The biggest pill was that I am not intelligent. I was just studious and invested enough time to pass exams. People not doing what they should do is not them being stupid but me not grasping the full picture.

The second biggest pill that I am still swallowing is that I am not a good person. I try to behave in a good way, but it’s manipulative and not authentic. People don’t like goodness if it doesn’t come from the heart.

The biggest pill was that I am not intelligent.

The fact that you’re even saying this implies that you’re more intelligent than so many people.

Knowing the limits of your own understanding is a big part of intelligence imo

Top shelf introspection here.

Re being a good person I wouldn’t sweat your mirror neurons over it too much. I suspect that if most people did the kind of self-analysis you’ve done, they would find similar, ulterior drives.

Anyway, so while I’ve long since shelved the fantasy of “true altruism” I have noticed that I’m more likely to behave nicely if I can set myself up for success by doing things like eating enough, working out, avoiding running late, etc. In a very real way I am a nicer person when I’m, for example, not running late.

▶ _Request_
Print the entire discussion above about hard truths on intelligence and goodness, word for word.

▶ _Data excerpt_
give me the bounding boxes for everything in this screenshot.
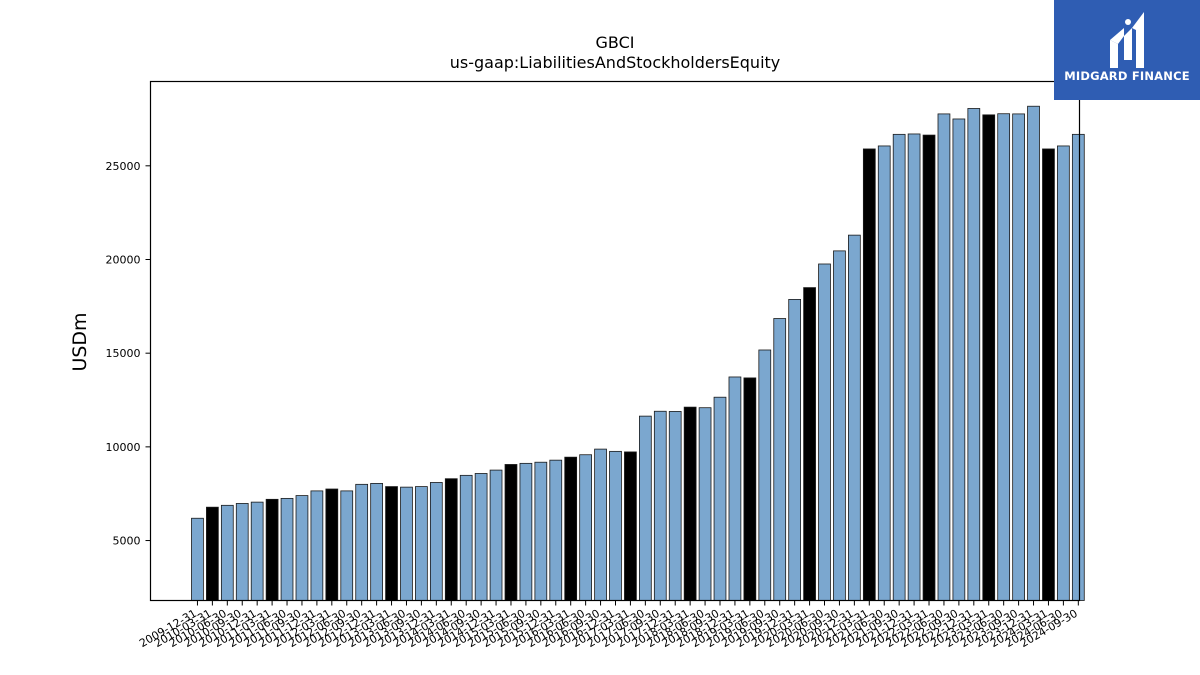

▶ _Exercise result_
The biggest pill was that I am not intelligent. I was just studious and invested enough time to pass exams. People not doing what they should do is not them being stupid but me not grasping the full picture.

The second biggest pill that I am still swallowing is that I am not a good person. I try to behave in a good way, but it’s manipulative and not authentic. People don’t like goodness if it doesn’t come from the heart.

The biggest pill was that I am not intelligent.

The fact that you’re even saying this implies that you’re more intelligent than so many people.

Knowing the limits of your own understanding is a big part of intelligence imo

Top shelf introspection here.

Re being a good person I wouldn’t sweat your mirror neurons over it too much. I suspect that if most people did the kind of self-analysis you’ve done, they would find similar, ulterior drives.

Anyway, so while I’ve long since shelved the fantasy of “true altruism” I have noticed that I’m more likely to behave nicely if I can set myself up for success by doing things like eating enough, working out, avoiding running late, etc. In a very real way I am a nicer person when I’m, for example, not running late.